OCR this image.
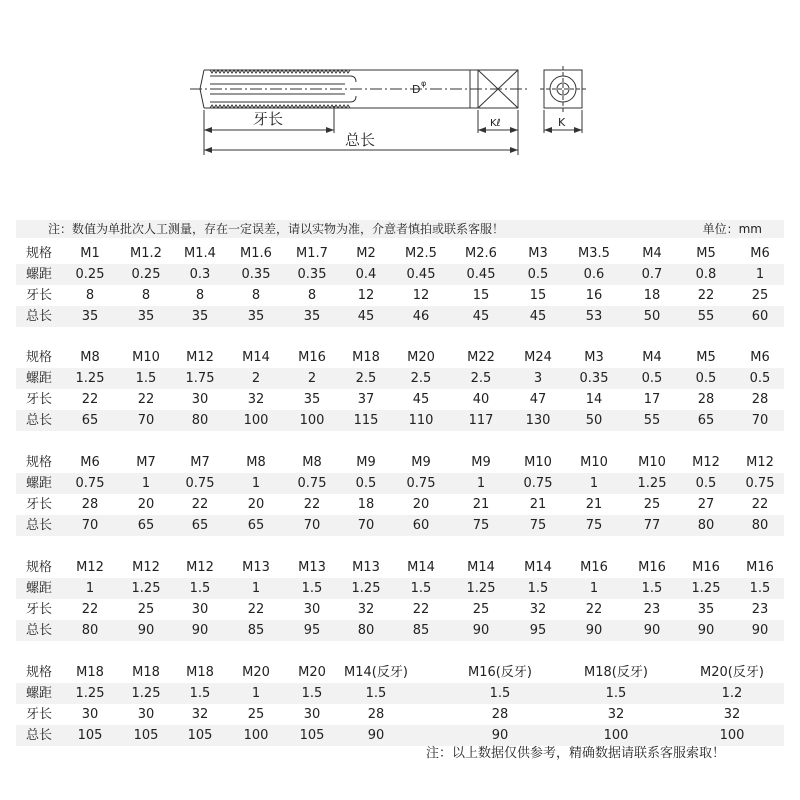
牙长
总长
D φ
Kℓ	K
注：数值为单批次人工测量，存在一定误差，请以实物为准，介意者慎拍或联系客服！	单位：mm
规格 M1 M1.2 M1.4 M1.6 M1.7 M2 M2.5 M2.6 M3 M3.5 M4	M5	M6
螺距 0.25 0.25 0.3 0.35 0.35 0.4 0.45 0.45 0.5	0.6	0.7	0.8	1
牙长	8	8	8	8	8	12	12	15	15	16	18	22	25
总长 35	35	35	35	35	45	46	45	45	53	50	55	60
规格 M8 M10 M12 M14 M16 M18 M20 M22 M24 M3	M4	M5	M6
螺距 1.25 1.5 1.75	2	2	2.5	2.5	2.5	3	0.35	0.5	0.5	0.5
牙长 22	22	30	32	35	37	45	40	47	14	17	28	28
总长 65	70	80	100 100 115 110	117 130	50	55	65	70
规格 M6	M7	M7	M8	M8	M9	M9	M9	M10 M10 M10 M12 M12
螺距 0.75	1	0.75	1	0.75 0.5 0.75	1	0.75	1	1.25 0.5 0.75
牙长 28	20	22	20	22	18	20	21	21	21	25	27	22
总长 70	65	65	65	70	70	60	75	75	75	77	80	80
规格 M12 M12 M12 M13 M13 M13 M14 M14 M14 M16 M16 M16 M16
螺距	1	1.25 1.5	1	1.5 1.25 1.5	1.25 1.5	1	1.5 1.25 1.5
牙长 22	25	30	22	30	32	22	25	32	22	23	35	23
总长 80	90	90	85	95	80	85	90	95	90	90	90	90
规格 M18 M18 M18 M20 M20 M14(反牙)	M16(反牙)	M18(反牙)	M20(反牙)
螺距 1.25 1.25 1.5	1	1.5	1.5	1.5	1.5	1.2
牙长 30	30	32	25	30	28	28	32	32
总长 105 105 105 100 105	90	90	100	100
注：以上数据仅供参考，精确数据请联系客服索取！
++++++++++
### REQUIREMENT
Go back to the records above and write them out exactly, without the pictures.

### WRITTEN ANSWER
OCR this image.
牙长
总长
D φ
Kℓ	K
注：数值为单批次人工测量，存在一定误差，请以实物为准，介意者慎拍或联系客服！	单位：mm
规格 M1 M1.2 M1.4 M1.6 M1.7 M2 M2.5 M2.6 M3 M3.5 M4	M5	M6
螺距 0.25 0.25 0.3 0.35 0.35 0.4 0.45 0.45 0.5	0.6	0.7	0.8	1
牙长	8	8	8	8	8	12	12	15	15	16	18	22	25
总长 35	35	35	35	35	45	46	45	45	53	50	55	60
规格 M8 M10 M12 M14 M16 M18 M20 M22 M24 M3	M4	M5	M6
螺距 1.25 1.5 1.75	2	2	2.5	2.5	2.5	3	0.35	0.5	0.5	0.5
牙长 22	22	30	32	35	37	45	40	47	14	17	28	28
总长 65	70	80	100 100 115 110	117 130	50	55	65	70
规格 M6	M7	M7	M8	M8	M9	M9	M9	M10 M10 M10 M12 M12
螺距 0.75	1	0.75	1	0.75 0.5 0.75	1	0.75	1	1.25 0.5 0.75
牙长 28	20	22	20	22	18	20	21	21	21	25	27	22
总长 70	65	65	65	70	70	60	75	75	75	77	80	80
规格 M12 M12 M12 M13 M13 M13 M14 M14 M14 M16 M16 M16 M16
螺距	1	1.25 1.5	1	1.5 1.25 1.5	1.25 1.5	1	1.5 1.25 1.5
牙长 22	25	30	22	30	32	22	25	32	22	23	35	23
总长 80	90	90	85	95	80	85	90	95	90	90	90	90
规格 M18 M18 M18 M20 M20 M14(反牙)	M16(反牙)	M18(反牙)	M20(反牙)
螺距 1.25 1.25 1.5	1	1.5	1.5	1.5	1.5	1.2
牙长 30	30	32	25	30	28	28	32	32
总长 105 105 105 100 105	90	90	100	100
注：以上数据仅供参考，精确数据请联系客服索取！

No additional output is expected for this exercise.